## Work to complete
Go through the entries and say how many lines contain the string "ylabel". The number is the whole answer.
+-------+
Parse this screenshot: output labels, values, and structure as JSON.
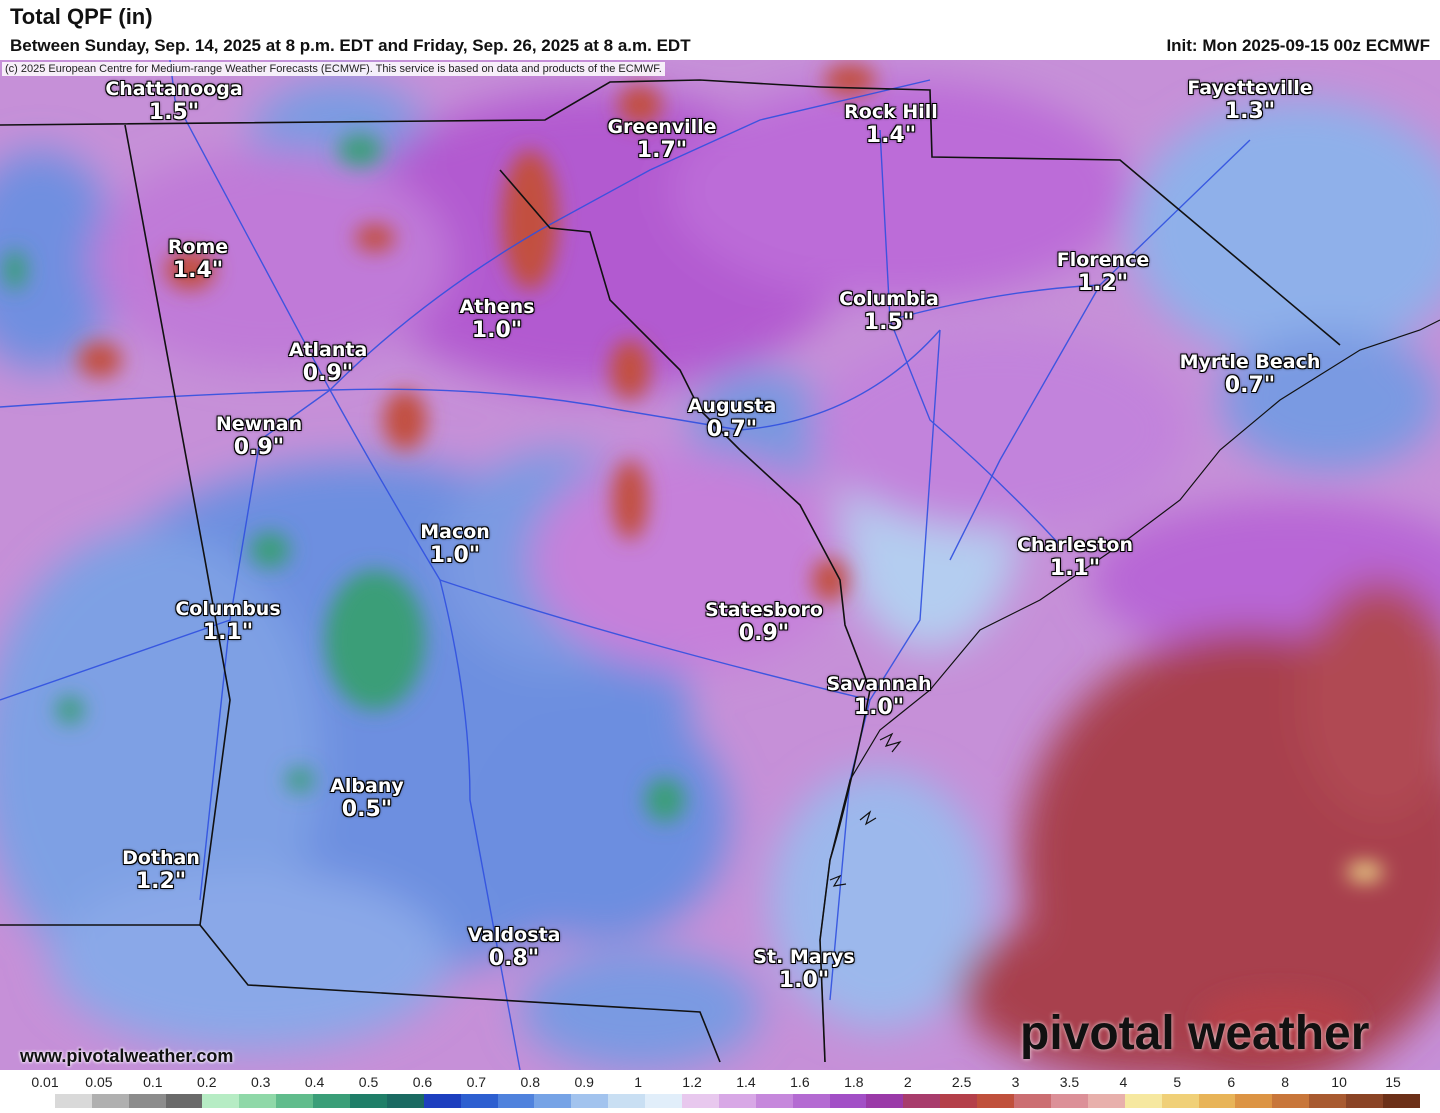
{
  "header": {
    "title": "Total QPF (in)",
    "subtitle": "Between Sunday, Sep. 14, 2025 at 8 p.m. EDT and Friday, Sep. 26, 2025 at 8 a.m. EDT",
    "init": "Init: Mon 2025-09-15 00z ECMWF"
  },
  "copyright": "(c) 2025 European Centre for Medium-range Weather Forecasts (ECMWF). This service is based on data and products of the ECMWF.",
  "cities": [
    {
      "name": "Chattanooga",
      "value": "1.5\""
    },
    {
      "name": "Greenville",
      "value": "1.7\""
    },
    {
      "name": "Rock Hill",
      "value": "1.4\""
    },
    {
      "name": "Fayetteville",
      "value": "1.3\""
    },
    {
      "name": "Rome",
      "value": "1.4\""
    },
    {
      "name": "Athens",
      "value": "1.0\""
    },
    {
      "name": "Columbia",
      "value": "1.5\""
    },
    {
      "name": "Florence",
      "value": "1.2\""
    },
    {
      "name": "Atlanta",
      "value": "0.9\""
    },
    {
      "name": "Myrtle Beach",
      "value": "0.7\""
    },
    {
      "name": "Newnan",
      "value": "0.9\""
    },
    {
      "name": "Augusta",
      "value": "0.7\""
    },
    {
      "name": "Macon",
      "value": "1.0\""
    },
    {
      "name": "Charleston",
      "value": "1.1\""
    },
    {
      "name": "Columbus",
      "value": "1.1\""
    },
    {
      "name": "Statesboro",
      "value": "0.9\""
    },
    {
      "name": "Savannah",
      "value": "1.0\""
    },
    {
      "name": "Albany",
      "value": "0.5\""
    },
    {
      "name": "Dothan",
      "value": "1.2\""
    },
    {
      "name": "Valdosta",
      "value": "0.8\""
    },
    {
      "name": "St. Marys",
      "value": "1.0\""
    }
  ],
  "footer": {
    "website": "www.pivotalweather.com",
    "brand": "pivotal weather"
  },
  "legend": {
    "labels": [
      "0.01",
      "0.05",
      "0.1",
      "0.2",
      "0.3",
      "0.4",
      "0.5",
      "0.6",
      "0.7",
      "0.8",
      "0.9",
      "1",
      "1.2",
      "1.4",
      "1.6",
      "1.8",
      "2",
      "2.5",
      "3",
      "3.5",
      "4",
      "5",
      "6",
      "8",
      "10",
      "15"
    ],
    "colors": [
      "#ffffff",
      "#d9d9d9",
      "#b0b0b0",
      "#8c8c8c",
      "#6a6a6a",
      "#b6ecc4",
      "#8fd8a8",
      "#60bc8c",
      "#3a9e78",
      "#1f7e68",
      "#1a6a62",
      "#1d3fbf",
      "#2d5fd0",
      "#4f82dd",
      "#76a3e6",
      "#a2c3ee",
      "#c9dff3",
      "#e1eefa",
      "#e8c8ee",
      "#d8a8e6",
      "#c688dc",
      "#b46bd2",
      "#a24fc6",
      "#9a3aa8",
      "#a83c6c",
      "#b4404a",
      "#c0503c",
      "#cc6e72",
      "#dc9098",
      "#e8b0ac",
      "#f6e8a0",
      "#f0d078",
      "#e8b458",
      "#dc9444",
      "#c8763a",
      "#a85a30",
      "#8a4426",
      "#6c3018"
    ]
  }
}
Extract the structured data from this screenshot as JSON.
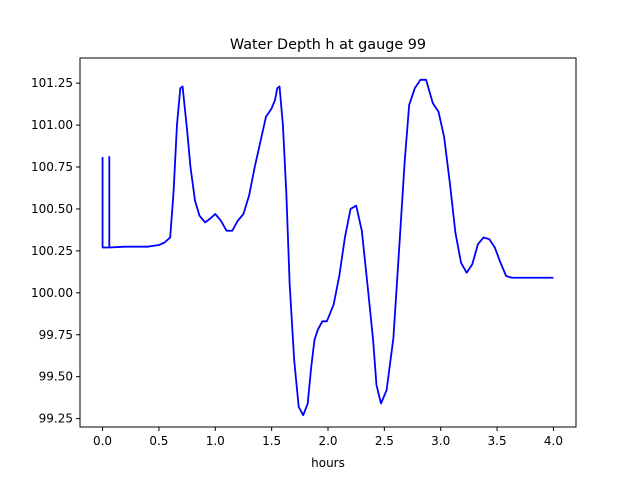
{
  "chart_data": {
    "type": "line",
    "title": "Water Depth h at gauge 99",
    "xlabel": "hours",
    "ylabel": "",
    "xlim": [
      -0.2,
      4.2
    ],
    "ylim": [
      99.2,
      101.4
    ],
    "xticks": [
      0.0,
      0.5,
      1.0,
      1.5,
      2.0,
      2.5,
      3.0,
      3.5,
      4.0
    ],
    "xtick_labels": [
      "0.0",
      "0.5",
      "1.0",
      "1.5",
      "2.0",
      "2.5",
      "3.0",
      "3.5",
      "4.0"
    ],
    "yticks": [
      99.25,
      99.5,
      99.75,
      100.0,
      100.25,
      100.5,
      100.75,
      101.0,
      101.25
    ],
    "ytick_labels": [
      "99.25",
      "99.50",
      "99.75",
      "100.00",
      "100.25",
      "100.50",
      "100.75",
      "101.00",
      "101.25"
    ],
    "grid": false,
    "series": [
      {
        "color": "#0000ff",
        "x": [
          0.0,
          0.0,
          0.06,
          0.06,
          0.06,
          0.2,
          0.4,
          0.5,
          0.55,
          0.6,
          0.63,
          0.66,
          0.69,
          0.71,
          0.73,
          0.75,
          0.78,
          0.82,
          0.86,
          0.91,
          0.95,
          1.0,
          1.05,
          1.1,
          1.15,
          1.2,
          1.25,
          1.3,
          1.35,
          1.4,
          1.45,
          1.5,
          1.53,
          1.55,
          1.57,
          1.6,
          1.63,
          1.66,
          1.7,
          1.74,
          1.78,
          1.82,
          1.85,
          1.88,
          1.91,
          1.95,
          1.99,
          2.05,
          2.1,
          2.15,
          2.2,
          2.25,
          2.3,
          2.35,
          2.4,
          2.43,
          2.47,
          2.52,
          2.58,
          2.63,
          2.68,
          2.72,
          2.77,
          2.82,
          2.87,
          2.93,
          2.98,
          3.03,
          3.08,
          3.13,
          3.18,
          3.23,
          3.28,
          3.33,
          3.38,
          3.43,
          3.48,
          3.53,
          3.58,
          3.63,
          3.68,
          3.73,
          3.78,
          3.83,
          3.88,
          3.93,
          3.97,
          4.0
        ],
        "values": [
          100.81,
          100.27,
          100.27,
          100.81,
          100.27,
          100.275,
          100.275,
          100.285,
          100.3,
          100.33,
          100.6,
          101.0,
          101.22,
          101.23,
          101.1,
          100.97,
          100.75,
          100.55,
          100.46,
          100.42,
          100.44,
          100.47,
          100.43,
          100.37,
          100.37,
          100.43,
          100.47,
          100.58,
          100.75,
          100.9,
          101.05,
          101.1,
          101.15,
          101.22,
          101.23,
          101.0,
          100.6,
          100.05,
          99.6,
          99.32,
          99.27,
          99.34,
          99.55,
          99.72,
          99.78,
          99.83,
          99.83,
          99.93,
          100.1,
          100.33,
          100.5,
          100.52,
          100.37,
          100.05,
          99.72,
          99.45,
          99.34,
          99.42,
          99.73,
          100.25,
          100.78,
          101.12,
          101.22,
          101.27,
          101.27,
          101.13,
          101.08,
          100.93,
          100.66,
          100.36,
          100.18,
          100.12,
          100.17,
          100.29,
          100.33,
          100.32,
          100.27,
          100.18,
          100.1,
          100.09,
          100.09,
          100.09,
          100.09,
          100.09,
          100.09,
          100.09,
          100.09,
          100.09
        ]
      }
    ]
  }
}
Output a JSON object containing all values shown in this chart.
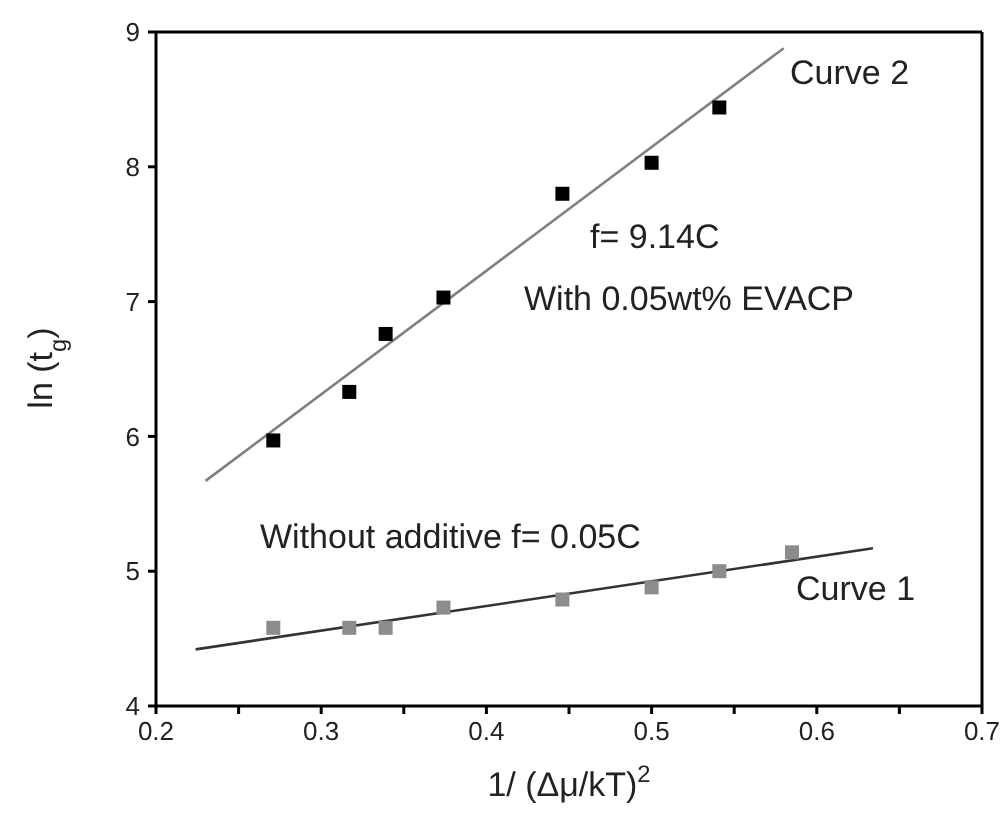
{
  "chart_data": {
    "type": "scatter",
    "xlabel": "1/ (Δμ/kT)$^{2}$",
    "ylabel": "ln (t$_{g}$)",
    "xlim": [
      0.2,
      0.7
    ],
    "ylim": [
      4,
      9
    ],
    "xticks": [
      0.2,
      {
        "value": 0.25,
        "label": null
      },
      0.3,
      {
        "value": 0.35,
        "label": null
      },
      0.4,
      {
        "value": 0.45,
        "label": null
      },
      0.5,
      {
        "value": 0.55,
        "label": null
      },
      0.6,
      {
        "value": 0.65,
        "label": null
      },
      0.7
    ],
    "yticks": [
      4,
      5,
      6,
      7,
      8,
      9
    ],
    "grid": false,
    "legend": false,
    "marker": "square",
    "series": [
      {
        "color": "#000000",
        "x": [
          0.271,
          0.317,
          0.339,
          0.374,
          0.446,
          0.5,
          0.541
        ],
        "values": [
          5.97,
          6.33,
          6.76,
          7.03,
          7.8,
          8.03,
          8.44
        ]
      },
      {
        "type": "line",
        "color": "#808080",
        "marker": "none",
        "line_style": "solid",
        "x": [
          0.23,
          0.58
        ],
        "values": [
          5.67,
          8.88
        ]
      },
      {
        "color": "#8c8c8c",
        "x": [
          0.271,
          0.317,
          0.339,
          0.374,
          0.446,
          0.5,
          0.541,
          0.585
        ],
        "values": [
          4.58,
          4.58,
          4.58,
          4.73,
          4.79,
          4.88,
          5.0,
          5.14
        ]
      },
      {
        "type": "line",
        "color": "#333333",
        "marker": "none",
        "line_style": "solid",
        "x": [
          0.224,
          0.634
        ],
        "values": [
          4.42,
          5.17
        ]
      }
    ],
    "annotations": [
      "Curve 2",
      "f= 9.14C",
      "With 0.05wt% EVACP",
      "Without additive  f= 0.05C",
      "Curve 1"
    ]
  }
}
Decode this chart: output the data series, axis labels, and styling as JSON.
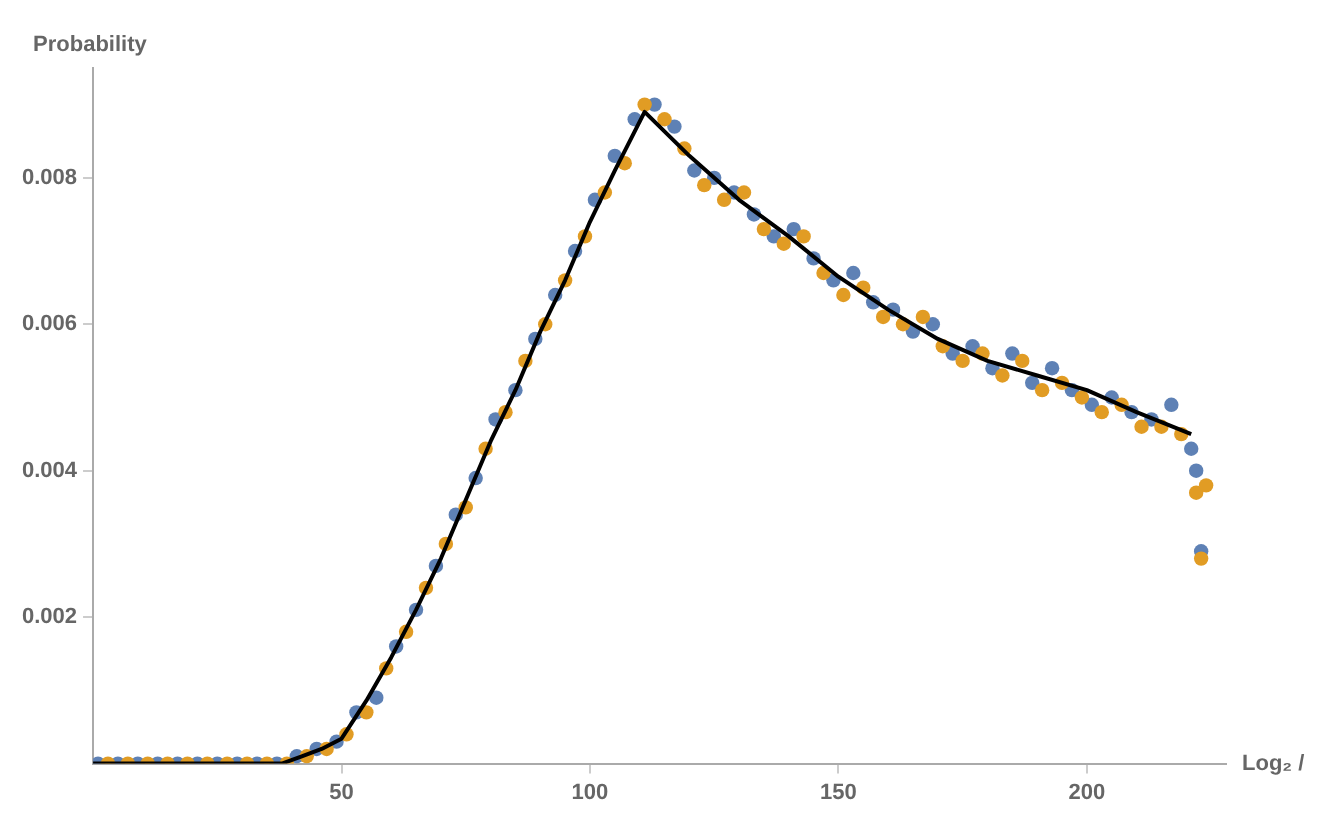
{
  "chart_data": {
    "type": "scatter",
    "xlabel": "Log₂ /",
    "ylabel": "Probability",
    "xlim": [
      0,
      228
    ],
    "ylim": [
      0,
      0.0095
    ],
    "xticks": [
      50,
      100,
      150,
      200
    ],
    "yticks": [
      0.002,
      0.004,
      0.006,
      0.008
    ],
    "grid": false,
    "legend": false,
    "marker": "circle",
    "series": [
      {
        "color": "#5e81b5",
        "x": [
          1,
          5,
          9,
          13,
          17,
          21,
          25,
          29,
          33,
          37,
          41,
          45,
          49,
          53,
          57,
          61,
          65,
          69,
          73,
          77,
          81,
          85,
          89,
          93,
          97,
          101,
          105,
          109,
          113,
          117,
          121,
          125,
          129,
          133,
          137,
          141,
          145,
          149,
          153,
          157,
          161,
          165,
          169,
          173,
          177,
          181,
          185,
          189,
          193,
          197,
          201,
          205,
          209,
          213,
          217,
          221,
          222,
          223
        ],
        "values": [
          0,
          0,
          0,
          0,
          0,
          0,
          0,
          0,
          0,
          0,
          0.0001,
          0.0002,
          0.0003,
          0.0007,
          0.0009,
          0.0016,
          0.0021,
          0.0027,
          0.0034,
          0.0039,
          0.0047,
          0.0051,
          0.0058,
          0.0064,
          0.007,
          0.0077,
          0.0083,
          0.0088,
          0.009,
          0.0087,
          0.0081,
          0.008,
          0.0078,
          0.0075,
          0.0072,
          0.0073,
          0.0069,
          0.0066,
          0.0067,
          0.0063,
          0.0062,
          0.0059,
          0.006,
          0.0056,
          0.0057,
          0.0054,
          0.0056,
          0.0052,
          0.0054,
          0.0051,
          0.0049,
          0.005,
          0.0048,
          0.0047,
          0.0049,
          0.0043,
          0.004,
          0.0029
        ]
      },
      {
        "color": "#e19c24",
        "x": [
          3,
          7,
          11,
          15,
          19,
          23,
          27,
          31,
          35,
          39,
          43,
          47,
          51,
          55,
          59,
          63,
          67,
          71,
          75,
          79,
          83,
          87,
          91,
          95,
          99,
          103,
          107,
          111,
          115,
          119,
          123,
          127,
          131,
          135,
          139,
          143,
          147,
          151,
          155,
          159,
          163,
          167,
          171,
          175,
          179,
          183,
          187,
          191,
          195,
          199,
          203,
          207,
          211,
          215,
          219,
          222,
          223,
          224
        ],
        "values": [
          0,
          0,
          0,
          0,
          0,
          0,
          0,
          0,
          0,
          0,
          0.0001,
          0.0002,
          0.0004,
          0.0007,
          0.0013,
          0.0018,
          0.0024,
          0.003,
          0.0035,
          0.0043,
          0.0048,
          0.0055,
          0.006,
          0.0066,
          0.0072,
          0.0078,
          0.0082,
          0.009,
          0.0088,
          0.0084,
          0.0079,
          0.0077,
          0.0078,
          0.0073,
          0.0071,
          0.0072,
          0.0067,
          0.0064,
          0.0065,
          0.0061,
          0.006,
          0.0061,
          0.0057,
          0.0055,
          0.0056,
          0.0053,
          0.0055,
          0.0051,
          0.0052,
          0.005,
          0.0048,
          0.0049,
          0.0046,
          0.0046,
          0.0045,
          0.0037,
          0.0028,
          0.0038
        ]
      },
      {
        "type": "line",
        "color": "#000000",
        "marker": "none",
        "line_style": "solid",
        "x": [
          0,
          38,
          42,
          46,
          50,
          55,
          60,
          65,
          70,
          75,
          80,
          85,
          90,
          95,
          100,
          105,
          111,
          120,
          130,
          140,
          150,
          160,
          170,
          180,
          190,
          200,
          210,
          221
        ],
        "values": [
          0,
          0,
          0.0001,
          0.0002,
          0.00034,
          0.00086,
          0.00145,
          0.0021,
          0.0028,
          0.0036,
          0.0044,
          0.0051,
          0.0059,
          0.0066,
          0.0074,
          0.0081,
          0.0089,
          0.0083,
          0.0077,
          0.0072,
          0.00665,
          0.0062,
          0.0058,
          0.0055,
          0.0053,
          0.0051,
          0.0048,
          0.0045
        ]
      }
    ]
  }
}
+-------+
## Task solution
3